--- begin Listing ---

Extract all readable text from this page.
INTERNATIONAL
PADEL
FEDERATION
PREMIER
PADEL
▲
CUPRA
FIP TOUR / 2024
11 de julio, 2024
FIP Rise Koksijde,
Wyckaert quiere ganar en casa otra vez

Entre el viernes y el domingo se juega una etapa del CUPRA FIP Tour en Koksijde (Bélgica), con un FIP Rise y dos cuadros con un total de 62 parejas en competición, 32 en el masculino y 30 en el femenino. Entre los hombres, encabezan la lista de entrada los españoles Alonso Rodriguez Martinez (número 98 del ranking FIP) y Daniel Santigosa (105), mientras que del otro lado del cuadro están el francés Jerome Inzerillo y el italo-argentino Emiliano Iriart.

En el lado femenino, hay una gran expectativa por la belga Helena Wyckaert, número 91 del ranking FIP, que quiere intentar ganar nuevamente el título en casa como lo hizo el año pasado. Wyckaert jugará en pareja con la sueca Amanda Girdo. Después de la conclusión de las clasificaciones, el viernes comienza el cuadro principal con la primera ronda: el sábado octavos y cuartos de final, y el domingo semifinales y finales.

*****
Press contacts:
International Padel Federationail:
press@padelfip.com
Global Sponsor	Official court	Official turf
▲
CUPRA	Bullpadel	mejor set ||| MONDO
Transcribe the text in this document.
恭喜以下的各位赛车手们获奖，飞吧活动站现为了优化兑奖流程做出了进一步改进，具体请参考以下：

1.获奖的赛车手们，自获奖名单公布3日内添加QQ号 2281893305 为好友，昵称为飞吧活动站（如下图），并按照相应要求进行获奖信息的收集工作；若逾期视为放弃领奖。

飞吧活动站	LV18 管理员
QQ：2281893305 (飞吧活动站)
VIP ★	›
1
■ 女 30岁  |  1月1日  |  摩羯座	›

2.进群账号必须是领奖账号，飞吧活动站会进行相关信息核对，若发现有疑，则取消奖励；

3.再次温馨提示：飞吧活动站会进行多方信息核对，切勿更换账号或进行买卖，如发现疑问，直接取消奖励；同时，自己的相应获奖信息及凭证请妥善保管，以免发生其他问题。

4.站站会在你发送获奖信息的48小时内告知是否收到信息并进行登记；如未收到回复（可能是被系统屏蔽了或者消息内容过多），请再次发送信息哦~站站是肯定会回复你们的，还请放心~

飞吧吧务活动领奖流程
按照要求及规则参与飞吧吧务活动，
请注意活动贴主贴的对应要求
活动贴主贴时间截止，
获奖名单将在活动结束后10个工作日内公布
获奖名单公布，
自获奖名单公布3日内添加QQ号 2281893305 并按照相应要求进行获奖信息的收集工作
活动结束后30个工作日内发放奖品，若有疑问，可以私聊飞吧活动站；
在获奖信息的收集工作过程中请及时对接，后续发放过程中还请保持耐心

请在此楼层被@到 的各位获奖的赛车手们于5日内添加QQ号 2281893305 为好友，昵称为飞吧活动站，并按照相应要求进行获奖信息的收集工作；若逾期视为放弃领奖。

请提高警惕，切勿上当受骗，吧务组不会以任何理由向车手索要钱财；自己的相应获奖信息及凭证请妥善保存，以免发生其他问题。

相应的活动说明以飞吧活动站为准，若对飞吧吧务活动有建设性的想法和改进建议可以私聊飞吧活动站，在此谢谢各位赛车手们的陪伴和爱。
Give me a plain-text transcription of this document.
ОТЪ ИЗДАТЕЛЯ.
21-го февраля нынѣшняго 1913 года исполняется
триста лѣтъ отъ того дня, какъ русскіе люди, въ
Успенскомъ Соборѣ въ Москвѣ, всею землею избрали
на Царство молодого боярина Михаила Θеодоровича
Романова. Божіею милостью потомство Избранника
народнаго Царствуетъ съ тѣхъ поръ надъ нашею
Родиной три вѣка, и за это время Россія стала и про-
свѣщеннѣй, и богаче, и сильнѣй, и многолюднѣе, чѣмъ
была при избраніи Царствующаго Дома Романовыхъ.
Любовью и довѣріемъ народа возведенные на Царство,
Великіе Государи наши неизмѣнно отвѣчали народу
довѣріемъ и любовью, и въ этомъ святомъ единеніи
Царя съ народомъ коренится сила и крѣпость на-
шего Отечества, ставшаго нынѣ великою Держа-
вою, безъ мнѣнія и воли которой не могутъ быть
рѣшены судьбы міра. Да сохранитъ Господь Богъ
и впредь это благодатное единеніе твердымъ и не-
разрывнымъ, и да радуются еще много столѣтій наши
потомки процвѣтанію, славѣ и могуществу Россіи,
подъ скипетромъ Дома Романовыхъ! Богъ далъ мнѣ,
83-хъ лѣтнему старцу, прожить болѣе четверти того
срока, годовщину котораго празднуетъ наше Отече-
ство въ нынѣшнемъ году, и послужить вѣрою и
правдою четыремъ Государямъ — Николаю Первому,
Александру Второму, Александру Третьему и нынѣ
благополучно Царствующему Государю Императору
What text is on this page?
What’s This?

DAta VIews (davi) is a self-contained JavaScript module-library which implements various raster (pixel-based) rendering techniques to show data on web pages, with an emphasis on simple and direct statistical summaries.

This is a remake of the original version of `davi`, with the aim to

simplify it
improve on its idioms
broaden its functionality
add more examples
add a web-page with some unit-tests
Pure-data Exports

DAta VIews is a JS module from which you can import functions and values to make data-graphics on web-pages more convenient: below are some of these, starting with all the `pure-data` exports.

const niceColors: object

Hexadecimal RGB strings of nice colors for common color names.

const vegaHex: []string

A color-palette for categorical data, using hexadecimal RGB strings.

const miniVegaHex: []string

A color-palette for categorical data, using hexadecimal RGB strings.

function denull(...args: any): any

--- end Listing ---

* **Written problem**:
Reproduce each line of the material above precisely.

* **Result of the task**:
Extract all readable text from this page.
INTERNATIONAL
PADEL
FEDERATION
PREMIER
PADEL
▲
CUPRA
FIP TOUR / 2024
11 de julio, 2024
FIP Rise Koksijde,
Wyckaert quiere ganar en casa otra vez

Entre el viernes y el domingo se juega una etapa del CUPRA FIP Tour en Koksijde (Bélgica), con un FIP Rise y dos cuadros con un total de 62 parejas en competición, 32 en el masculino y 30 en el femenino. Entre los hombres, encabezan la lista de entrada los españoles Alonso Rodriguez Martinez (número 98 del ranking FIP) y Daniel Santigosa (105), mientras que del otro lado del cuadro están el francés Jerome Inzerillo y el italo-argentino Emiliano Iriart.

En el lado femenino, hay una gran expectativa por la belga Helena Wyckaert, número 91 del ranking FIP, que quiere intentar ganar nuevamente el título en casa como lo hizo el año pasado. Wyckaert jugará en pareja con la sueca Amanda Girdo. Después de la conclusión de las clasificaciones, el viernes comienza el cuadro principal con la primera ronda: el sábado octavos y cuartos de final, y el domingo semifinales y finales.

*****
Press contacts:
International Padel Federationail:
press@padelfip.com
Global Sponsor	Official court	Official turf
▲
CUPRA	Bullpadel	mejor set ||| MONDO
Transcribe the text in this document.
恭喜以下的各位赛车手们获奖，飞吧活动站现为了优化兑奖流程做出了进一步改进，具体请参考以下：

1.获奖的赛车手们，自获奖名单公布3日内添加QQ号 2281893305 为好友，昵称为飞吧活动站（如下图），并按照相应要求进行获奖信息的收集工作；若逾期视为放弃领奖。

飞吧活动站	LV18 管理员
QQ：2281893305 (飞吧活动站)
VIP ★	›
1
■ 女 30岁  |  1月1日  |  摩羯座	›

2.进群账号必须是领奖账号，飞吧活动站会进行相关信息核对，若发现有疑，则取消奖励；

3.再次温馨提示：飞吧活动站会进行多方信息核对，切勿更换账号或进行买卖，如发现疑问，直接取消奖励；同时，自己的相应获奖信息及凭证请妥善保管，以免发生其他问题。

4.站站会在你发送获奖信息的48小时内告知是否收到信息并进行登记；如未收到回复（可能是被系统屏蔽了或者消息内容过多），请再次发送信息哦~站站是肯定会回复你们的，还请放心~

飞吧吧务活动领奖流程
按照要求及规则参与飞吧吧务活动，
请注意活动贴主贴的对应要求
活动贴主贴时间截止，
获奖名单将在活动结束后10个工作日内公布
获奖名单公布，
自获奖名单公布3日内添加QQ号 2281893305 并按照相应要求进行获奖信息的收集工作
活动结束后30个工作日内发放奖品，若有疑问，可以私聊飞吧活动站；
在获奖信息的收集工作过程中请及时对接，后续发放过程中还请保持耐心

请在此楼层被@到 的各位获奖的赛车手们于5日内添加QQ号 2281893305 为好友，昵称为飞吧活动站，并按照相应要求进行获奖信息的收集工作；若逾期视为放弃领奖。

请提高警惕，切勿上当受骗，吧务组不会以任何理由向车手索要钱财；自己的相应获奖信息及凭证请妥善保存，以免发生其他问题。

相应的活动说明以飞吧活动站为准，若对飞吧吧务活动有建设性的想法和改进建议可以私聊飞吧活动站，在此谢谢各位赛车手们的陪伴和爱。
Give me a plain-text transcription of this document.
ОТЪ ИЗДАТЕЛЯ.
21-го февраля нынѣшняго 1913 года исполняется
триста лѣтъ отъ того дня, какъ русскіе люди, въ
Успенскомъ Соборѣ въ Москвѣ, всею землею избрали
на Царство молодого боярина Михаила Θеодоровича
Романова. Божіею милостью потомство Избранника
народнаго Царствуетъ съ тѣхъ поръ надъ нашею
Родиной три вѣка, и за это время Россія стала и про-
свѣщеннѣй, и богаче, и сильнѣй, и многолюднѣе, чѣмъ
была при избраніи Царствующаго Дома Романовыхъ.
Любовью и довѣріемъ народа возведенные на Царство,
Великіе Государи наши неизмѣнно отвѣчали народу
довѣріемъ и любовью, и въ этомъ святомъ единеніи
Царя съ народомъ коренится сила и крѣпость на-
шего Отечества, ставшаго нынѣ великою Держа-
вою, безъ мнѣнія и воли которой не могутъ быть
рѣшены судьбы міра. Да сохранитъ Господь Богъ
и впредь это благодатное единеніе твердымъ и не-
разрывнымъ, и да радуются еще много столѣтій наши
потомки процвѣтанію, славѣ и могуществу Россіи,
подъ скипетромъ Дома Романовыхъ! Богъ далъ мнѣ,
83-хъ лѣтнему старцу, прожить болѣе четверти того
срока, годовщину котораго празднуетъ наше Отече-
ство въ нынѣшнемъ году, и послужить вѣрою и
правдою четыремъ Государямъ — Николаю Первому,
Александру Второму, Александру Третьему и нынѣ
благополучно Царствующему Государю Императору
What text is on this page?
What’s This?

DAta VIews (davi) is a self-contained JavaScript module-library which implements various raster (pixel-based) rendering techniques to show data on web pages, with an emphasis on simple and direct statistical summaries.

This is a remake of the original version of `davi`, with the aim to

simplify it
improve on its idioms
broaden its functionality
add more examples
add a web-page with some unit-tests
Pure-data Exports

DAta VIews is a JS module from which you can import functions and values to make data-graphics on web-pages more convenient: below are some of these, starting with all the `pure-data` exports.

const niceColors: object

Hexadecimal RGB strings of nice colors for common color names.

const vegaHex: []string

A color-palette for categorical data, using hexadecimal RGB strings.

const miniVegaHex: []string

A color-palette for categorical data, using hexadecimal RGB strings.

function denull(...args: any): any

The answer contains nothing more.